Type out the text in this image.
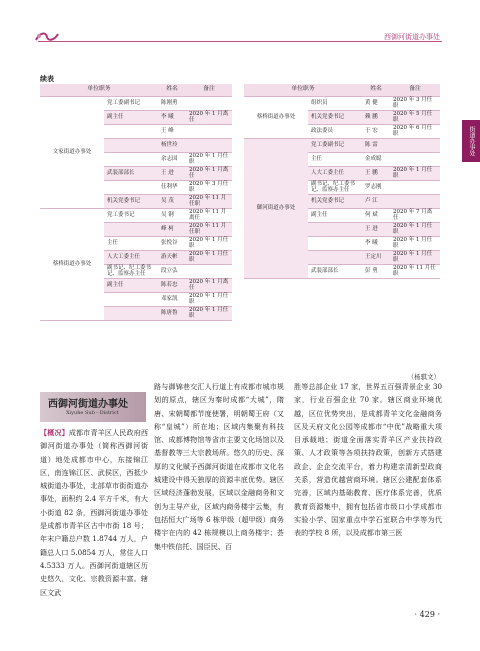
西御河街道办事处
街道办事处
续表
单位职务		姓名	备注
文家街道办事处	党工委副书记	陈刚勇	
	副主任	李 曦	2020 年 1 月离任
		王 峰	
		杨世玲	
		余志国	2020 年 1 月任职
	武装部部长	王 进	2020 年 1 月离任
		任利华	2020 年 3 月任职
	机关党委书记	吴 茂	2020 年 11 月任职
蔡桥街道办事处	党工委书记	吴 钢	2020 年 11 月离任
		峰 柯	2020 年 11 月任职
	主任	张悦谷	2020 年 1 月任职
	人大工委主任	游天彬	2020 年 1 月任职
	副书记、纪工委书记、监察办主任	段立弘	
	副主任	陈若忠	2020 年 1 月离任
		邓家凯	2020 年 1 月任职
		陈唐鲁	2020 年 1 月任职
单位职务		姓名	备注
蔡桥街道办事处	组织员	黄 健	2020 年 3 月任职
	机关党委书记	赖 鹏	2020 年 5 月任职
	政法委员	于 宏	2020 年 6 月任职
御河街道办事处	党工委副书记	陈 雷	
	主任	金成聪	
	人大工委主任	王 鹏	2020 年 1 月任职
	副书记、纪工委书记、监察办主任	罗志刚	
	机关党委书记	卢 江	
	副主任	何 斌	2020 年 7 月离任
		王 进	2020 年 1 月任职
		李 曦	2020 年 1 月任职
		王定川	2020 年 1 月任职
	武装部部长	彭 勇	2020 年 11 月任职
（杨骐文）
西御河街道办事处
Xiyuhe Sub - District
【概况】成都市青羊区人民政府西御河街道办事处（简称西御河街道）地处成都市中心，东接锦江区，南连锦江区、武侯区，西抵少城街道办事处，北部草市街街道办事处，面积约 2.4 平方千米，有大小街道 82 条，西御河街道办事处是成都市青羊区古中市街 18 号；年末户籍总户数 1.8744 万人，户籍总人口 5.0854 万人，常住人口 4.5333 万人。西御河街道辖区历史悠久，文化、宗教资源丰富。辖区文武
路与御锦巷交汇人行道上有成都市城市规划的原点，辖区为秦时成都“大城”，隋唐、宋朝蜀都节度使署，明朝蜀王府（又称“皇城”）所在地；区域内集聚有科技馆、成都博物馆等省市主要文化场馆以及基督教等三大宗教场所。悠久的历史、深厚的文化赋予西御河街道在成都市文化名城建设中得天独厚的资源丰底优势。辖区区域经济蓬勃发展，区域以金融商务和文创为主导产业，区域内商务楼宇云集，有包括恒大广场等 6 栋甲级（超甲级）商务楼宇在内的 42 栋规模以上商务楼宇；荟集中铁信托、国臣民、百
胜等总部企业 17 家，世界五百强青景企业 30 家，行业百强企业 70 家。辖区商业环境优越，区位优势突出，是成都青羊文化金融商务区及天府文化公园等成都市“中优”战略重大项目承载地；街道全面落实青羊区产业扶持政策、人才政策等各项扶持政策，创新方式搭建政企、企企交流平台，着力构建亲清新型政商关系，营造优越营商环境。辖区公建配套体系完善，区域内基础教育、医疗体系完善，优质教育资源集中，拥有包括省市级口小学成都市实验小学、国家重点中学石室联合中学等为代表的学校 8 所，以及成都市第三医
· 429 ·
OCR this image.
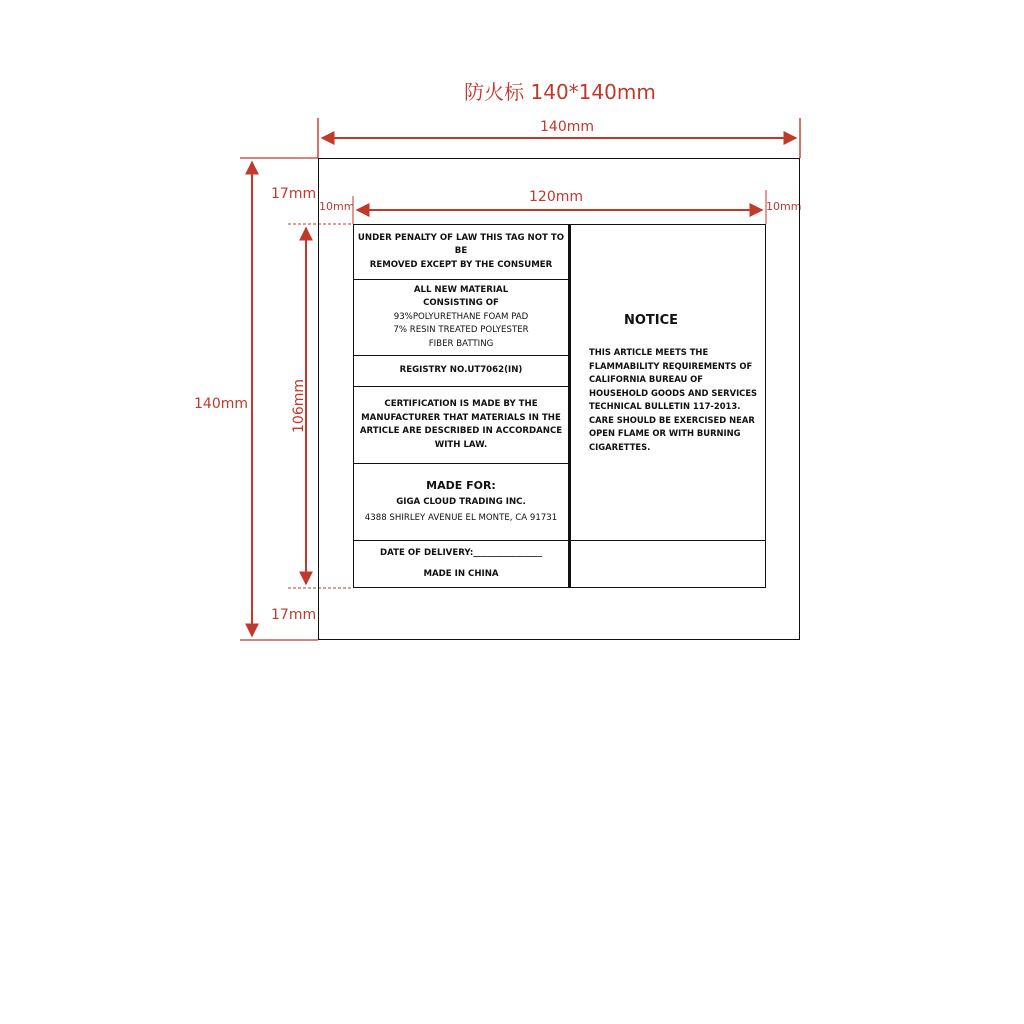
防火标 140*140mm
140mm
120mm
10mm	10mm
140mm
17mm
17mm
106mm
UNDER PENALTY OF LAW THIS TAG NOT TO BE
REMOVED EXCEPT BY THE CONSUMER
ALL NEW MATERIAL
CONSISTING OF
93%POLYURETHANE FOAM PAD
7% RESIN TREATED POLYESTER
FIBER BATTING
REGISTRY NO.UT7062(IN)
CERTIFICATION IS MADE BY THE
MANUFACTURER THAT MATERIALS IN THE
ARTICLE ARE DESCRIBED IN ACCORDANCE
WITH LAW.
MADE FOR:
GIGA CLOUD TRADING INC.
4388 SHIRLEY AVENUE EL MONTE, CA 91731
DATE OF DELIVERY:________________
MADE IN CHINA
NOTICE
THIS ARTICLE MEETS THE
FLAMMABILITY REQUIREMENTS OF
CALIFORNIA BUREAU OF
HOUSEHOLD GOODS AND SERVICES
TECHNICAL BULLETIN 117-2013.
CARE SHOULD BE EXERCISED NEAR
OPEN FLAME OR WITH BURNING
CIGARETTES.
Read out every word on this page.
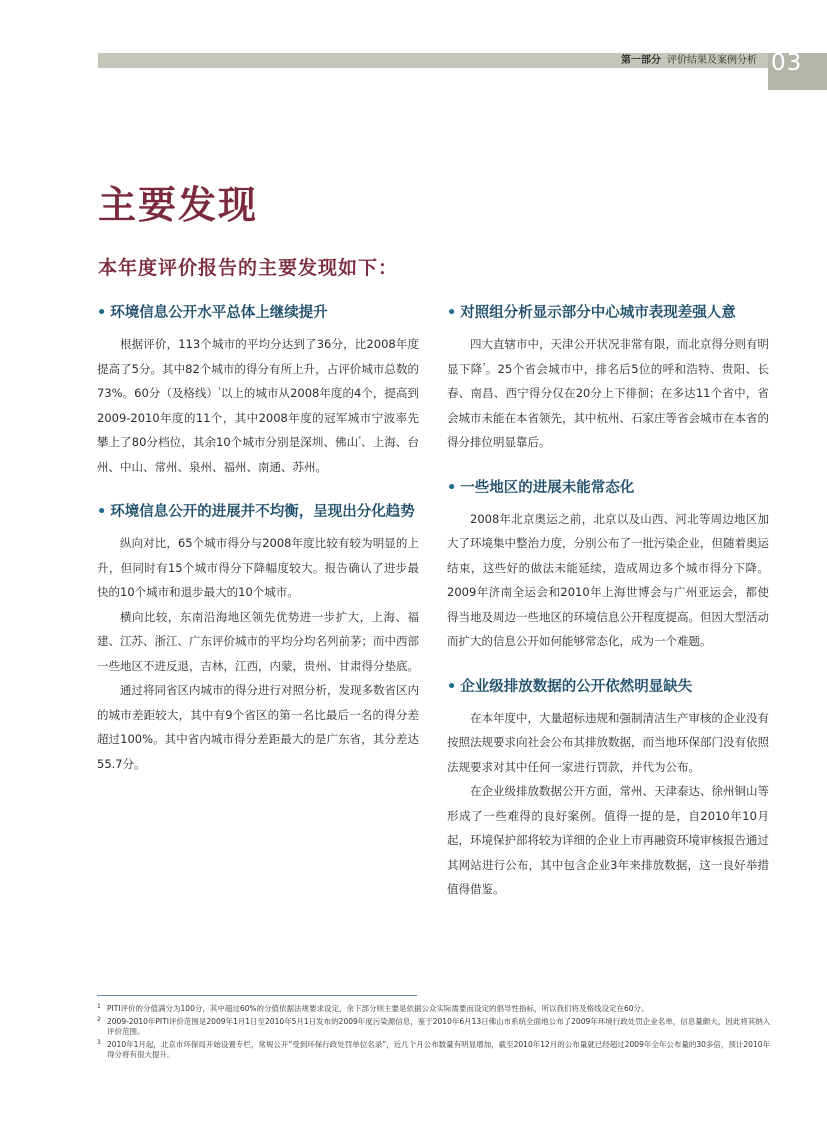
第一部分 评价结果及案例分析 03
主要发现
本年度评价报告的主要发现如下：
• 环境信息公开水平总体上继续提升

根据评价，113个城市的平均分达到了36分，比2008年度提高了5分。其中82个城市的得分有所上升，占评价城市总数的73%。60分（及格线）$^{^1}$以上的城市从2008年度的4个，提高到2009-2010年度的11个，其中2008年度的冠军城市宁波率先攀上了80分档位，其余10个城市分别是深圳、佛山$^{^2}$、上海、台州、中山、常州、泉州、福州、南通、苏州。

• 环境信息公开的进展并不均衡，呈现出分化趋势

纵向对比，65个城市得分与2008年度比较有较为明显的上升，但同时有15个城市得分下降幅度较大。报告确认了进步最快的10个城市和退步最大的10个城市。

横向比较，东南沿海地区领先优势进一步扩大，上海、福建、江苏、浙江、广东评价城市的平均分均名列前茅；而中西部一些地区不进反退，吉林，江西，内蒙，贵州、甘肃得分垫底。

通过将同省区内城市的得分进行对照分析，发现多数省区内的城市差距较大，其中有9个省区的第一名比最后一名的得分差超过100%。其中省内城市得分差距最大的是广东省，其分差达55.7分。

• 对照组分析显示部分中心城市表现差强人意

四大直辖市中，天津公开状况非常有限，而北京得分则有明显下降$^{^3}$。25个省会城市中，排名后5位的呼和浩特、贵阳、长春、南昌、西宁得分仅在20分上下徘徊；在多达11个省中，省会城市未能在本省领先，其中杭州、石家庄等省会城市在本省的得分排位明显靠后。

• 一些地区的进展未能常态化

2008年北京奥运之前，北京以及山西、河北等周边地区加大了环境集中整治力度，分别公布了一批污染企业，但随着奥运结束，这些好的做法未能延续，造成周边多个城市得分下降。2009年济南全运会和2010年上海世博会与广州亚运会，都使得当地及周边一些地区的环境信息公开程度提高。但因大型活动而扩大的信息公开如何能够常态化，成为一个难题。

• 企业级排放数据的公开依然明显缺失

在本年度中，大量超标违规和强制清洁生产审核的企业没有按照法规要求向社会公布其排放数据，而当地环保部门没有依照法规要求对其中任何一家进行罚款，并代为公布。

在企业级排放数据公开方面，常州、天津泰达、徐州铜山等形成了一些难得的良好案例。值得一提的是，自2010年10月起，环境保护部将较为详细的企业上市再融资环境审核报告通过其网站进行公布，其中包含企业3年来排放数据，这一良好举措值得借鉴。

1 PITI评价的分值满分为100分，其中超过60%的分值依据法规要求设定，余下部分则主要是依据公众实际需要而设定的倡导性指标，所以我们将及格线设定在60分。
2 2009-2010年PITI评价范围是2009年1月1日至2010年5月1日发布的2009年度污染源信息，鉴于2010年6月13日佛山市系统全面地公布了2009年环境行政处罚企业名单，信息量颇大，因此将其纳入评价范围。
3 2010年1月起，北京市环保局开始设置专栏，常规公开“受到环保行政处罚单位名录”，近几个月公布数量有明显增加，截至2010年12月的公布量就已经超过2009年全年公布量的30多倍，预计2010年得分将有很大提升。
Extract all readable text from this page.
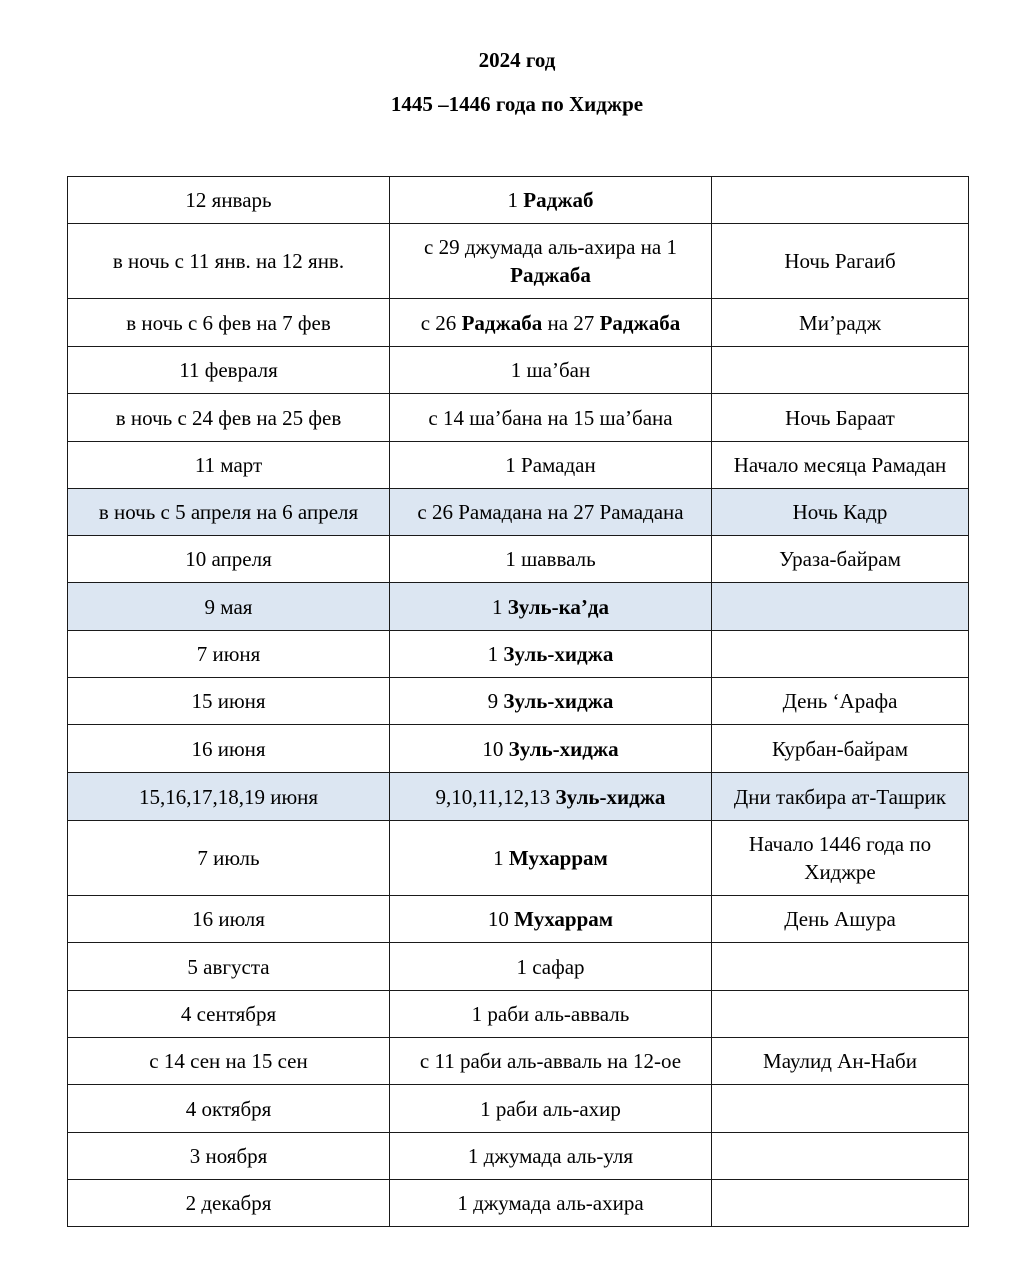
2024 год
1445 –1446 года по Хиджре
12 январь	1 Раджаб	
в ночь с 11 янв. на 12 янв.	с 29 джумада аль-ахира на 1 Раджаба	Ночь Рагаиб
в ночь с 6 фев на 7 фев	с 26 Раджаба на 27 Раджаба	Ми’радж
11 февраля	1 ша’бан	
в ночь с 24 фев на 25 фев	с 14 ша’бана на 15 ша’бана	Ночь Бараат
11 март	1 Рамадан	Начало месяца Рамадан
в ночь с 5 апреля на 6 апреля	с 26 Рамадана на 27 Рамадана	Ночь Кадр
10 апреля	1 шавваль	Ураза-байрам
9 мая	1 Зуль-ка’да	
7 июня	1 Зуль-хиджа	
15 июня	9 Зуль-хиджа	День ‘Арафа
16 июня	10 Зуль-хиджа	Курбан-байрам
15,16,17,18,19 июня	9,10,11,12,13 Зуль-хиджа	Дни такбира ат-Ташрик
7 июль	1 Мухаррам	Начало 1446 года по Хиджре
16 июля	10 Мухаррам	День Ашура
5 августа	1 сафар	
4 сентября	1 раби аль-авваль	
с 14 сен на 15 сен	с 11 раби аль-авваль на 12-ое	Маулид Ан-Наби
4 октября	1 раби аль-ахир	
3 ноября	1 джумада аль-уля	
2 декабря	1 джумада аль-ахира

__Short exercise__
Return every line containing "ахира".

__Solution to this exercise__
в ночь с 11 янв. на 12 янв.	с 29 джумада аль-ахира на 1 Раджаба	Ночь Рагаиб
2 декабря	1 джумада аль-ахира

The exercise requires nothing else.